* **TASK GOAL**: From the listing below, extract every line containing "JSON".

* **DATA PROVIDED**:
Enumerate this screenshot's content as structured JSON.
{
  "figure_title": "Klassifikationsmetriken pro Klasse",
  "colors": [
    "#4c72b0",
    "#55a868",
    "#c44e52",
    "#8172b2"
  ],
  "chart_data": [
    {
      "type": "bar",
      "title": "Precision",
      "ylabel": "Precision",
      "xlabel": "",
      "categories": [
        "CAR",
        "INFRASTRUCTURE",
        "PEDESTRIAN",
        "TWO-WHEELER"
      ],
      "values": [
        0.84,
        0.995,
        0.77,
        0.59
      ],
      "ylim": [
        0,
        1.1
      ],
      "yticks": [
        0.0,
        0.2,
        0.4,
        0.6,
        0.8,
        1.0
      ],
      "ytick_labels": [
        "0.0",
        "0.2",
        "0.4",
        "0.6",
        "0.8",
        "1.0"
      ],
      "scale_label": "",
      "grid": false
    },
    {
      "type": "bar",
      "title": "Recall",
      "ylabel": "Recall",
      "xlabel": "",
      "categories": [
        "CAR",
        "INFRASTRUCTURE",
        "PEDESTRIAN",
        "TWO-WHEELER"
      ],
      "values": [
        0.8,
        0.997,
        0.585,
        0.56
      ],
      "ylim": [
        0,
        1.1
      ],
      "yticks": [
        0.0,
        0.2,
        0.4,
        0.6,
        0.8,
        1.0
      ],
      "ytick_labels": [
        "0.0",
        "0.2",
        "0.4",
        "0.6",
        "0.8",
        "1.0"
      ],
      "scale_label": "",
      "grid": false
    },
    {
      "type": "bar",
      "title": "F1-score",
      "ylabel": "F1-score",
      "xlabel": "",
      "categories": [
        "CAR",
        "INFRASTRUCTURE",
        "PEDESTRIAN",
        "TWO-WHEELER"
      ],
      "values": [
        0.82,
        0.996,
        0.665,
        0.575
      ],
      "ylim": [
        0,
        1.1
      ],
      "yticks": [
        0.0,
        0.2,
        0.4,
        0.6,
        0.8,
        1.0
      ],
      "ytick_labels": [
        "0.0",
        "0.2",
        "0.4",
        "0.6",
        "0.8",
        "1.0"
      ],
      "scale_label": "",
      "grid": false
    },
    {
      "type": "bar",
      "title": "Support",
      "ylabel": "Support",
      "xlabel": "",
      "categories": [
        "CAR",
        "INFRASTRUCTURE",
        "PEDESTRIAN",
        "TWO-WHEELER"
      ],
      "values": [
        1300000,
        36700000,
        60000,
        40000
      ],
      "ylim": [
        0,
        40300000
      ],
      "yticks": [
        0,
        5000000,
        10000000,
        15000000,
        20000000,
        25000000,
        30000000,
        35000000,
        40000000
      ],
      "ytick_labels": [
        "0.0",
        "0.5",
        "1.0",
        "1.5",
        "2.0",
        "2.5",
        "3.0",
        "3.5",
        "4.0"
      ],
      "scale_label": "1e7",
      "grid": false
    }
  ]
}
==
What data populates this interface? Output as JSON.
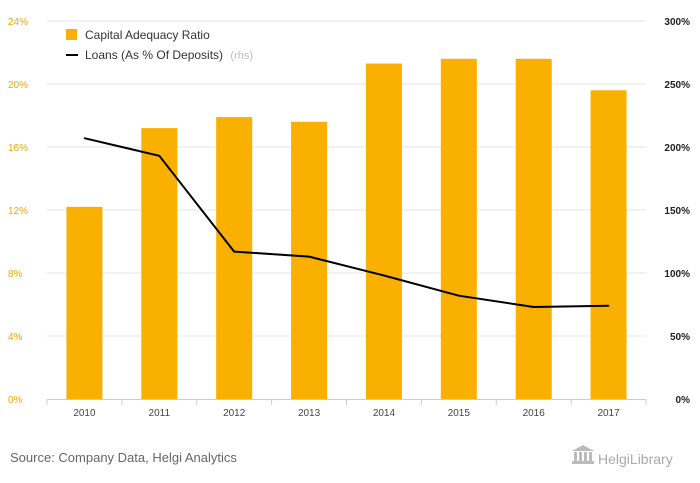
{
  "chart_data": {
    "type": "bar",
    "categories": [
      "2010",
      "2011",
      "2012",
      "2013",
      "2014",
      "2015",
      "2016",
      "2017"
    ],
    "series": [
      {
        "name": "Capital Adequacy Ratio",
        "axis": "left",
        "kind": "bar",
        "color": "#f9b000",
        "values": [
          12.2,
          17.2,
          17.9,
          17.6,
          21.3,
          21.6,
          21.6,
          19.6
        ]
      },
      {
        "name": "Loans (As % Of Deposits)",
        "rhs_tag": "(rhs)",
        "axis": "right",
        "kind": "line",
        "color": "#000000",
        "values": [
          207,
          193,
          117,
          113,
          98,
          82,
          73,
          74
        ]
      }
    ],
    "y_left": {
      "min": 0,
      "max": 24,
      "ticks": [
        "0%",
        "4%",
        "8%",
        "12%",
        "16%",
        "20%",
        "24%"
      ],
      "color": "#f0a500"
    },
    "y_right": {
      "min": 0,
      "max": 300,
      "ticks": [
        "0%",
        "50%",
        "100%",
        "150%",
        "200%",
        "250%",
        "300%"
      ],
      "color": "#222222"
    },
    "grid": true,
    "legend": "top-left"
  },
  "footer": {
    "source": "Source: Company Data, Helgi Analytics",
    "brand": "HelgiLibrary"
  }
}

* **THE REPLY**:
Enumerate this screenshot's content as structured JSON.
What data populates this interface? Output as JSON.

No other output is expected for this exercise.